• Quoted text
I was on the phone with my Momma a few weeks ago, and I was telling her about my Feast of the Seven Fishes blog. She mentioned that she would like to see a recipe for Pasta with Anchovies and Walnut Breadcrumbs. How could I say no? Honestly, this recipe is so super simple. It can be prepared in the time it takes to boil the pasta.
Per usual, when I was back in Pennsylvania a few weeks ago, I visited my favorite Italian store, Delallo. I gathered up a bunch of goodies in anticipation of making this. If you are near Jeanette, Pennsylvania, be sure to stop by and pay them a visit. You can also check their website for product availability in your area. Love that I was able to get everything there from the pasta, to the anchovies, and even the walnuts! You have to check out their nut section! Oh, and their olive bar, cheese shop and bakery. Pick up a few lobster tails (the pastry) while you are there.
Some of you might be thinking about how much you loathe anchovies. There would be no way you would be making this. However, the best part about this recipe, is that it does NOT taste like anchovies. I PROMISE! The anchovies just give the pasta an amazing level of flavor and saltiness. No doubt, if you prepare this for someone who does not like anchovies, they will never know they are in the dish. Of course, unless you tell them!
HOW TO MAKE PASTA WITH ANCHOVIES AND WALNUT BREADCRUMBS
Start a pot of water boiling. As the the water is heating up, in a mini-chopper, add the breadcrumbs and walnuts. Pulse a few times. You want the nuts to be the same consistency as the breadcrumbs. Heat up a tablespoon or two of olive oil in a non-stick pan. Add the breadcrumb mixture and toast. Keep an eye on this, as they can easily burn. This should only take a few minutes. Stir constantly. Reserve.

• Recorded information
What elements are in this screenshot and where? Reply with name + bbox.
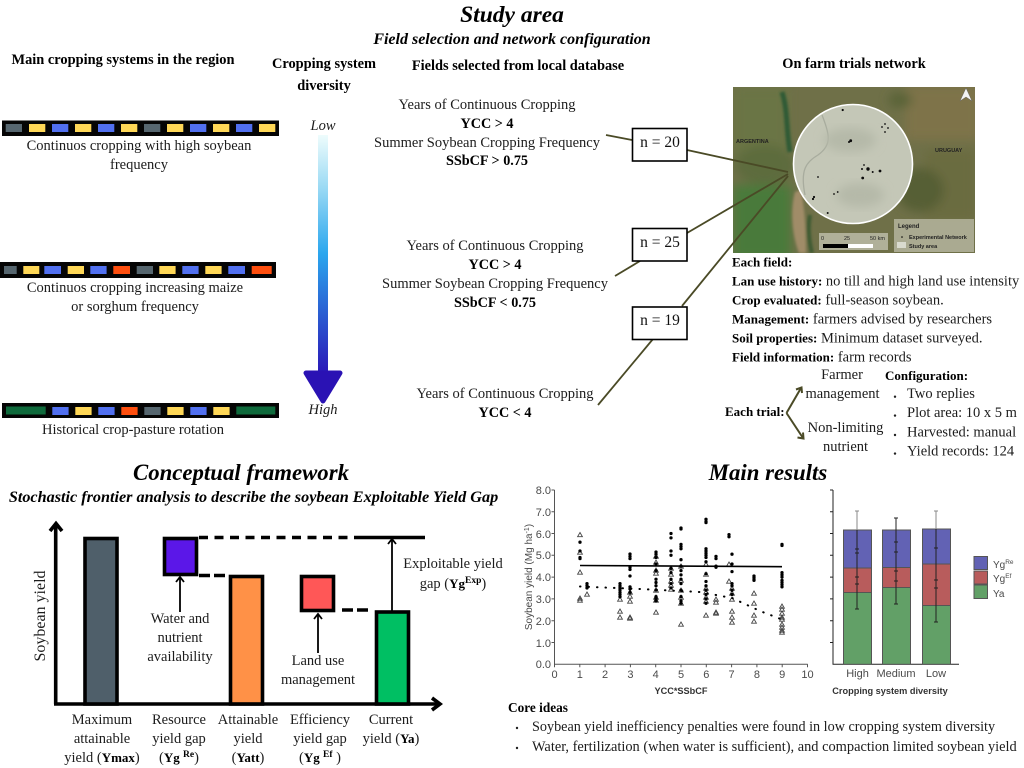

• Objective
Please repeat the anchovy pasta post above word for word, from start to finish.

• Response to this task
I was on the phone with my Momma a few weeks ago, and I was telling her about my Feast of the Seven Fishes blog. She mentioned that she would like to see a recipe for Pasta with Anchovies and Walnut Breadcrumbs. How could I say no? Honestly, this recipe is so super simple. It can be prepared in the time it takes to boil the pasta.
Per usual, when I was back in Pennsylvania a few weeks ago, I visited my favorite Italian store, Delallo. I gathered up a bunch of goodies in anticipation of making this. If you are near Jeanette, Pennsylvania, be sure to stop by and pay them a visit. You can also check their website for product availability in your area. Love that I was able to get everything there from the pasta, to the anchovies, and even the walnuts! You have to check out their nut section! Oh, and their olive bar, cheese shop and bakery. Pick up a few lobster tails (the pastry) while you are there.
Some of you might be thinking about how much you loathe anchovies. There would be no way you would be making this. However, the best part about this recipe, is that it does NOT taste like anchovies. I PROMISE! The anchovies just give the pasta an amazing level of flavor and saltiness. No doubt, if you prepare this for someone who does not like anchovies, they will never know they are in the dish. Of course, unless you tell them!
HOW TO MAKE PASTA WITH ANCHOVIES AND WALNUT BREADCRUMBS
Start a pot of water boiling. As the the water is heating up, in a mini-chopper, add the breadcrumbs and walnuts. Pulse a few times. You want the nuts to be the same consistency as the breadcrumbs. Heat up a tablespoon or two of olive oil in a non-stick pan. Add the breadcrumb mixture and toast. Keep an eye on this, as they can easily burn. This should only take a few minutes. Stir constantly. Reserve.